[RECORDS TO PROCESS start]
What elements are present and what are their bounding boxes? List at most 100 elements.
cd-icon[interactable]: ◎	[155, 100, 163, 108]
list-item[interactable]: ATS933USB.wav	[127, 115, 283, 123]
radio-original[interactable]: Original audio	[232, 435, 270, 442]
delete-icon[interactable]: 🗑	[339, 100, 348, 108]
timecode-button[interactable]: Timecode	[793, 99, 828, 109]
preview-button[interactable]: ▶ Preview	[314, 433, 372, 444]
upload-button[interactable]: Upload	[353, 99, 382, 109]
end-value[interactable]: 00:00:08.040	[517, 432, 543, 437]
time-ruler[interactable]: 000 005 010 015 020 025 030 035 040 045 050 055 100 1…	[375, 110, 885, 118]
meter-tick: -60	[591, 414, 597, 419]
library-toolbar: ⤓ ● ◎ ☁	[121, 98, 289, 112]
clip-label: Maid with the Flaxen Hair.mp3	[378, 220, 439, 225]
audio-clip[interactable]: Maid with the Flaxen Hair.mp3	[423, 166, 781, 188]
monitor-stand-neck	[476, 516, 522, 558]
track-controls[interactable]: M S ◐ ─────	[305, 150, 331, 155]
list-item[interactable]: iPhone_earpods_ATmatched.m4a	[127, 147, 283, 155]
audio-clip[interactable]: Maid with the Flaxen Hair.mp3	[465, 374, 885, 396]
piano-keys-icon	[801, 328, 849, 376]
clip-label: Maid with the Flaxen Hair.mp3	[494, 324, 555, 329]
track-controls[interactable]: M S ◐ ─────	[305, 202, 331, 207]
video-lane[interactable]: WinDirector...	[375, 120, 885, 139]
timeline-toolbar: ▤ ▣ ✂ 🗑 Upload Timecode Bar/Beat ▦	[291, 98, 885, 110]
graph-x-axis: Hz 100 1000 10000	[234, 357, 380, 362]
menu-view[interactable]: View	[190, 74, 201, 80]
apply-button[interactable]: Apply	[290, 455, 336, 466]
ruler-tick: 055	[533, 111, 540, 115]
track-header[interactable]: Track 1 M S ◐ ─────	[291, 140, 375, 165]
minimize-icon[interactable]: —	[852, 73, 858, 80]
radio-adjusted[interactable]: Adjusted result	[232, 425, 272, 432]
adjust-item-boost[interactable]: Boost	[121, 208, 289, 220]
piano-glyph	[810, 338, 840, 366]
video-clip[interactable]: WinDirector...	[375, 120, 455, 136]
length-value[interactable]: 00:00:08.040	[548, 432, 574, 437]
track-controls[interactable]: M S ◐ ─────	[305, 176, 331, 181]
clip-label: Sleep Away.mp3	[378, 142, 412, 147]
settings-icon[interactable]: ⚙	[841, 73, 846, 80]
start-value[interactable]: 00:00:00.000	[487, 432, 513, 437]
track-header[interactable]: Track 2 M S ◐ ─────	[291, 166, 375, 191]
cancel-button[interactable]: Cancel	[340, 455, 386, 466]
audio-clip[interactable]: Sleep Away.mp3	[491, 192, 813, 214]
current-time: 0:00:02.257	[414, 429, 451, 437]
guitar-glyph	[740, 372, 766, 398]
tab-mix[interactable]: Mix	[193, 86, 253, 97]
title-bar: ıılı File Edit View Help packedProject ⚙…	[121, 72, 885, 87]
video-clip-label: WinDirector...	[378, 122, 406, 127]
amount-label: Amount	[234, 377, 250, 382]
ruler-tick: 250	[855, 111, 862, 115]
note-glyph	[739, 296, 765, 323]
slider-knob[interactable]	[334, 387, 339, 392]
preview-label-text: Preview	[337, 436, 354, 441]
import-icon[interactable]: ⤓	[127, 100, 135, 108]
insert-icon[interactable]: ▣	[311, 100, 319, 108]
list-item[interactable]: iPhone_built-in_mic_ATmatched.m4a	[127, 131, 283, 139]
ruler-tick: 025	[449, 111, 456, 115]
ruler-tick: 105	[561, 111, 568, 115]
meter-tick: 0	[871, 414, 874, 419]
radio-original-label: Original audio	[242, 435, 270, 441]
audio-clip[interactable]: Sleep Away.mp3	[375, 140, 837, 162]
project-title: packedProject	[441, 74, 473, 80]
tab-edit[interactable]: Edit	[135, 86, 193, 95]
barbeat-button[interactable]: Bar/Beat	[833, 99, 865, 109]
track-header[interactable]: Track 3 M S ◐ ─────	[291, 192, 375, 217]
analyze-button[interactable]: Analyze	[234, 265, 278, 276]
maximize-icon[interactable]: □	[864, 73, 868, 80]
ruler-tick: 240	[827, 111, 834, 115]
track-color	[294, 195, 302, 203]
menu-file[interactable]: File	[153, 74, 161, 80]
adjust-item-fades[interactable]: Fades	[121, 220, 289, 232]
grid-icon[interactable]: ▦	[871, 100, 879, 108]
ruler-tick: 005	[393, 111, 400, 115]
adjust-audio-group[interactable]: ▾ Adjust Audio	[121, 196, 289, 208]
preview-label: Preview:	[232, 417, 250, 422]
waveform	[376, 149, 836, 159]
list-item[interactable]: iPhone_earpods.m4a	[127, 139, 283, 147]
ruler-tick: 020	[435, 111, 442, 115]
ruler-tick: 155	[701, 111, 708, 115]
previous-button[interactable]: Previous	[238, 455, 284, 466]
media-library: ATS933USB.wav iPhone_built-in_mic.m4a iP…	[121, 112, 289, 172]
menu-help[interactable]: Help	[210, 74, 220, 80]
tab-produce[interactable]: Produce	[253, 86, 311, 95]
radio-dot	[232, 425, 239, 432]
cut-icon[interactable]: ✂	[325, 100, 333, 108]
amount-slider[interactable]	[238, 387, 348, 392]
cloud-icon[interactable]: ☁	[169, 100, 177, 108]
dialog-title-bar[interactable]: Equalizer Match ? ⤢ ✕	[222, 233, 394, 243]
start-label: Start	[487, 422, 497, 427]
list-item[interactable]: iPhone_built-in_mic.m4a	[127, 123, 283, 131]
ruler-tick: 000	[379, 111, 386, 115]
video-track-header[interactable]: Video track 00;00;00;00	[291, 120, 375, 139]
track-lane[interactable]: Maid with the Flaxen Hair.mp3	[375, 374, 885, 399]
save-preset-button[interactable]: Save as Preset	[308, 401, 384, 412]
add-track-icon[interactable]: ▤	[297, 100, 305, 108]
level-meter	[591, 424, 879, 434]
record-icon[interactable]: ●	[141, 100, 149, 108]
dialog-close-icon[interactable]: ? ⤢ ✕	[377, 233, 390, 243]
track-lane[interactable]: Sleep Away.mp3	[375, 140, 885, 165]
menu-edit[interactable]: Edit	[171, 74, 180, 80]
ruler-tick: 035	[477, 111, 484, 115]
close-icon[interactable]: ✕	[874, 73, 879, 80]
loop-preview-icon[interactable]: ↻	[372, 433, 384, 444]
[RECORDS TO PROCESS end]
:: YOUR INSTRUCTIONS ::
Convert every line of the items above into a numbered list, omitting any blank lines.

:: COMPLETE RESPONSE ::
1. What elements are present and what are their bounding boxes? List at most 100 elements.
2. cd-icon[interactable]: ◎	[155, 100, 163, 108]
3. list-item[interactable]: ATS933USB.wav	[127, 115, 283, 123]
4. radio-original[interactable]: Original audio	[232, 435, 270, 442]
5. delete-icon[interactable]: 🗑	[339, 100, 348, 108]
6. timecode-button[interactable]: Timecode	[793, 99, 828, 109]
7. preview-button[interactable]: ▶ Preview	[314, 433, 372, 444]
8. upload-button[interactable]: Upload	[353, 99, 382, 109]
9. end-value[interactable]: 00:00:08.040	[517, 432, 543, 437]
10. time-ruler[interactable]: 000 005 010 015 020 025 030 035 040 045 050 055 100 1…	[375, 110, 885, 118]
11. meter-tick: -60	[591, 414, 597, 419]
12. library-toolbar: ⤓ ● ◎ ☁	[121, 98, 289, 112]
13. clip-label: Maid with the Flaxen Hair.mp3	[378, 220, 439, 225]
14. audio-clip[interactable]: Maid with the Flaxen Hair.mp3	[423, 166, 781, 188]
15. monitor-stand-neck	[476, 516, 522, 558]
16. track-controls[interactable]: M S ◐ ─────	[305, 150, 331, 155]
17. list-item[interactable]: iPhone_earpods_ATmatched.m4a	[127, 147, 283, 155]
18. audio-clip[interactable]: Maid with the Flaxen Hair.mp3	[465, 374, 885, 396]
19. piano-keys-icon	[801, 328, 849, 376]
20. clip-label: Maid with the Flaxen Hair.mp3	[494, 324, 555, 329]
21. track-controls[interactable]: M S ◐ ─────	[305, 202, 331, 207]
22. video-lane[interactable]: WinDirector...	[375, 120, 885, 139]
23. timeline-toolbar: ▤ ▣ ✂ 🗑 Upload Timecode Bar/Beat ▦	[291, 98, 885, 110]
24. graph-x-axis: Hz 100 1000 10000	[234, 357, 380, 362]
25. menu-view[interactable]: View	[190, 74, 201, 80]
26. apply-button[interactable]: Apply	[290, 455, 336, 466]
27. ruler-tick: 055	[533, 111, 540, 115]
28. track-header[interactable]: Track 1 M S ◐ ─────	[291, 140, 375, 165]
29. minimize-icon[interactable]: —	[852, 73, 858, 80]
30. radio-adjusted[interactable]: Adjusted result	[232, 425, 272, 432]
31. adjust-item-boost[interactable]: Boost	[121, 208, 289, 220]
32. piano-glyph	[810, 338, 840, 366]
33. video-clip[interactable]: WinDirector...	[375, 120, 455, 136]
34. length-value[interactable]: 00:00:08.040	[548, 432, 574, 437]
35. track-controls[interactable]: M S ◐ ─────	[305, 176, 331, 181]
36. clip-label: Sleep Away.mp3	[378, 142, 412, 147]
37. settings-icon[interactable]: ⚙	[841, 73, 846, 80]
38. start-value[interactable]: 00:00:00.000	[487, 432, 513, 437]
39. track-header[interactable]: Track 2 M S ◐ ─────	[291, 166, 375, 191]
40. cancel-button[interactable]: Cancel	[340, 455, 386, 466]
41. audio-clip[interactable]: Sleep Away.mp3	[491, 192, 813, 214]
42. current-time: 0:00:02.257	[414, 429, 451, 437]
43. guitar-glyph	[740, 372, 766, 398]
44. tab-mix[interactable]: Mix	[193, 86, 253, 97]
45. title-bar: ıılı File Edit View Help packedProject ⚙…	[121, 72, 885, 87]
46. video-clip-label: WinDirector...	[378, 122, 406, 127]
47. amount-label: Amount	[234, 377, 250, 382]
48. ruler-tick: 250	[855, 111, 862, 115]
49. note-glyph	[739, 296, 765, 323]
50. slider-knob[interactable]	[334, 387, 339, 392]
51. preview-label-text: Preview	[337, 436, 354, 441]
52. import-icon[interactable]: ⤓	[127, 100, 135, 108]
53. insert-icon[interactable]: ▣	[311, 100, 319, 108]
54. list-item[interactable]: iPhone_built-in_mic_ATmatched.m4a	[127, 131, 283, 139]
55. ruler-tick: 025	[449, 111, 456, 115]
56. ruler-tick: 105	[561, 111, 568, 115]
57. meter-tick: 0	[871, 414, 874, 419]
58. radio-original-label: Original audio	[242, 435, 270, 441]
59. audio-clip[interactable]: Sleep Away.mp3	[375, 140, 837, 162]
60. project-title: packedProject	[441, 74, 473, 80]
61. tab-edit[interactable]: Edit	[135, 86, 193, 95]
62. barbeat-button[interactable]: Bar/Beat	[833, 99, 865, 109]
63. track-header[interactable]: Track 3 M S ◐ ─────	[291, 192, 375, 217]
64. analyze-button[interactable]: Analyze	[234, 265, 278, 276]
65. maximize-icon[interactable]: □	[864, 73, 868, 80]
66. ruler-tick: 240	[827, 111, 834, 115]
67. track-color	[294, 195, 302, 203]
68. menu-file[interactable]: File	[153, 74, 161, 80]
69. adjust-item-fades[interactable]: Fades	[121, 220, 289, 232]
70. grid-icon[interactable]: ▦	[871, 100, 879, 108]
71. ruler-tick: 005	[393, 111, 400, 115]
72. adjust-audio-group[interactable]: ▾ Adjust Audio	[121, 196, 289, 208]
73. preview-label: Preview:	[232, 417, 250, 422]
74. waveform	[376, 149, 836, 159]
75. list-item[interactable]: iPhone_earpods.m4a	[127, 139, 283, 147]
76. ruler-tick: 020	[435, 111, 442, 115]
77. ruler-tick: 155	[701, 111, 708, 115]
78. previous-button[interactable]: Previous	[238, 455, 284, 466]
79. media-library: ATS933USB.wav iPhone_built-in_mic.m4a iP…	[121, 112, 289, 172]
80. menu-help[interactable]: Help	[210, 74, 220, 80]
81. tab-produce[interactable]: Produce	[253, 86, 311, 95]
82. radio-dot	[232, 425, 239, 432]
83. cut-icon[interactable]: ✂	[325, 100, 333, 108]
84. amount-slider[interactable]	[238, 387, 348, 392]
85. cloud-icon[interactable]: ☁	[169, 100, 177, 108]
86. dialog-title-bar[interactable]: Equalizer Match ? ⤢ ✕	[222, 233, 394, 243]
87. start-label: Start	[487, 422, 497, 427]
88. list-item[interactable]: iPhone_built-in_mic.m4a	[127, 123, 283, 131]
89. ruler-tick: 000	[379, 111, 386, 115]
90. video-track-header[interactable]: Video track 00;00;00;00	[291, 120, 375, 139]
91. track-lane[interactable]: Maid with the Flaxen Hair.mp3	[375, 374, 885, 399]
92. save-preset-button[interactable]: Save as Preset	[308, 401, 384, 412]
93. add-track-icon[interactable]: ▤	[297, 100, 305, 108]
94. level-meter	[591, 424, 879, 434]
95. record-icon[interactable]: ●	[141, 100, 149, 108]
96. dialog-close-icon[interactable]: ? ⤢ ✕	[377, 233, 390, 243]
97. track-lane[interactable]: Sleep Away.mp3	[375, 140, 885, 165]
98. menu-edit[interactable]: Edit	[171, 74, 180, 80]
99. ruler-tick: 035	[477, 111, 484, 115]
100. close-icon[interactable]: ✕	[874, 73, 879, 80]
101. loop-preview-icon[interactable]: ↻	[372, 433, 384, 444]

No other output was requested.